── Information supplied ──
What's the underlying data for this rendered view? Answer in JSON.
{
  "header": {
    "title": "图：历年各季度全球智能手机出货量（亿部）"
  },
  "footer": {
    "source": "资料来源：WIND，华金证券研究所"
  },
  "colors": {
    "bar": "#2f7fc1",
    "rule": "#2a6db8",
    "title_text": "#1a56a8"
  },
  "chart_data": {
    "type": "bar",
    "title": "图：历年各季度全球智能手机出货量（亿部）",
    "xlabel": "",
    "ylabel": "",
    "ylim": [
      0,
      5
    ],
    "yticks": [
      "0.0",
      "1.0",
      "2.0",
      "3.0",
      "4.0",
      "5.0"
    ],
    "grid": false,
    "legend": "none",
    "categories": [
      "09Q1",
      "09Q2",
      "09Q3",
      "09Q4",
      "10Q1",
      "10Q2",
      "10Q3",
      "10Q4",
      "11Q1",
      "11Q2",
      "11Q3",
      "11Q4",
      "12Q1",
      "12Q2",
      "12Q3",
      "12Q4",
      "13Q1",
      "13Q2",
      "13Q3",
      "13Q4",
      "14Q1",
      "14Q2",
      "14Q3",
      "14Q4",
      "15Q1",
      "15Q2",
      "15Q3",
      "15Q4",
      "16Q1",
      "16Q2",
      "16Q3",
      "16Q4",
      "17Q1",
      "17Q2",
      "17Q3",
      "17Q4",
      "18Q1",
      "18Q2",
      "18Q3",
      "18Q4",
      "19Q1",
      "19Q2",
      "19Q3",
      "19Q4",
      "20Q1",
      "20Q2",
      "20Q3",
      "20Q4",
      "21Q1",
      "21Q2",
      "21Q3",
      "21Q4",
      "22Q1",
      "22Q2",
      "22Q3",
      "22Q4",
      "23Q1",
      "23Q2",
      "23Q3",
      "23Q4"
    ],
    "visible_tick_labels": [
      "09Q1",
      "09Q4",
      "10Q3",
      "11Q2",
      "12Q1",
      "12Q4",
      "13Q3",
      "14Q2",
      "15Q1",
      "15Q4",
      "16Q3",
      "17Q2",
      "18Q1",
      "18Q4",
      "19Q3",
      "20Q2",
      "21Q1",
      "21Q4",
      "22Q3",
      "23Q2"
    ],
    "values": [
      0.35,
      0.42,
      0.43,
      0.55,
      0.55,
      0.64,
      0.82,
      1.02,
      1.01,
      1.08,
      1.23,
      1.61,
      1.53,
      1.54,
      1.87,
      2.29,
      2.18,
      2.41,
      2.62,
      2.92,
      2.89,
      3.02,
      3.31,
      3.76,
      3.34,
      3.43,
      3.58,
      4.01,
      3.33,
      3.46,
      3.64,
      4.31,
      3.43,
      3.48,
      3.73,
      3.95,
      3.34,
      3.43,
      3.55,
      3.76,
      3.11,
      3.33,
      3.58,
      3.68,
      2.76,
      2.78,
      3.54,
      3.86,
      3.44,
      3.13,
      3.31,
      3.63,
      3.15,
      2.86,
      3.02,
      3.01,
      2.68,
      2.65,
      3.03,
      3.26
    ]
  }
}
───
What to produce — Each line in the material above must be retyped without alteration.

Final result —
What's the underlying data for this rendered view? Answer in JSON.
{
  "header": {
    "title": "图：历年各季度全球智能手机出货量（亿部）"
  },
  "footer": {
    "source": "资料来源：WIND，华金证券研究所"
  },
  "colors": {
    "bar": "#2f7fc1",
    "rule": "#2a6db8",
    "title_text": "#1a56a8"
  },
  "chart_data": {
    "type": "bar",
    "title": "图：历年各季度全球智能手机出货量（亿部）",
    "xlabel": "",
    "ylabel": "",
    "ylim": [
      0,
      5
    ],
    "yticks": [
      "0.0",
      "1.0",
      "2.0",
      "3.0",
      "4.0",
      "5.0"
    ],
    "grid": false,
    "legend": "none",
    "categories": [
      "09Q1",
      "09Q2",
      "09Q3",
      "09Q4",
      "10Q1",
      "10Q2",
      "10Q3",
      "10Q4",
      "11Q1",
      "11Q2",
      "11Q3",
      "11Q4",
      "12Q1",
      "12Q2",
      "12Q3",
      "12Q4",
      "13Q1",
      "13Q2",
      "13Q3",
      "13Q4",
      "14Q1",
      "14Q2",
      "14Q3",
      "14Q4",
      "15Q1",
      "15Q2",
      "15Q3",
      "15Q4",
      "16Q1",
      "16Q2",
      "16Q3",
      "16Q4",
      "17Q1",
      "17Q2",
      "17Q3",
      "17Q4",
      "18Q1",
      "18Q2",
      "18Q3",
      "18Q4",
      "19Q1",
      "19Q2",
      "19Q3",
      "19Q4",
      "20Q1",
      "20Q2",
      "20Q3",
      "20Q4",
      "21Q1",
      "21Q2",
      "21Q3",
      "21Q4",
      "22Q1",
      "22Q2",
      "22Q3",
      "22Q4",
      "23Q1",
      "23Q2",
      "23Q3",
      "23Q4"
    ],
    "visible_tick_labels": [
      "09Q1",
      "09Q4",
      "10Q3",
      "11Q2",
      "12Q1",
      "12Q4",
      "13Q3",
      "14Q2",
      "15Q1",
      "15Q4",
      "16Q3",
      "17Q2",
      "18Q1",
      "18Q4",
      "19Q3",
      "20Q2",
      "21Q1",
      "21Q4",
      "22Q3",
      "23Q2"
    ],
    "values": [
      0.35,
      0.42,
      0.43,
      0.55,
      0.55,
      0.64,
      0.82,
      1.02,
      1.01,
      1.08,
      1.23,
      1.61,
      1.53,
      1.54,
      1.87,
      2.29,
      2.18,
      2.41,
      2.62,
      2.92,
      2.89,
      3.02,
      3.31,
      3.76,
      3.34,
      3.43,
      3.58,
      4.01,
      3.33,
      3.46,
      3.64,
      4.31,
      3.43,
      3.48,
      3.73,
      3.95,
      3.34,
      3.43,
      3.55,
      3.76,
      3.11,
      3.33,
      3.58,
      3.68,
      2.76,
      2.78,
      3.54,
      3.86,
      3.44,
      3.13,
      3.31,
      3.63,
      3.15,
      2.86,
      3.02,
      3.01,
      2.68,
      2.65,
      3.03,
      3.26
    ]
  }
}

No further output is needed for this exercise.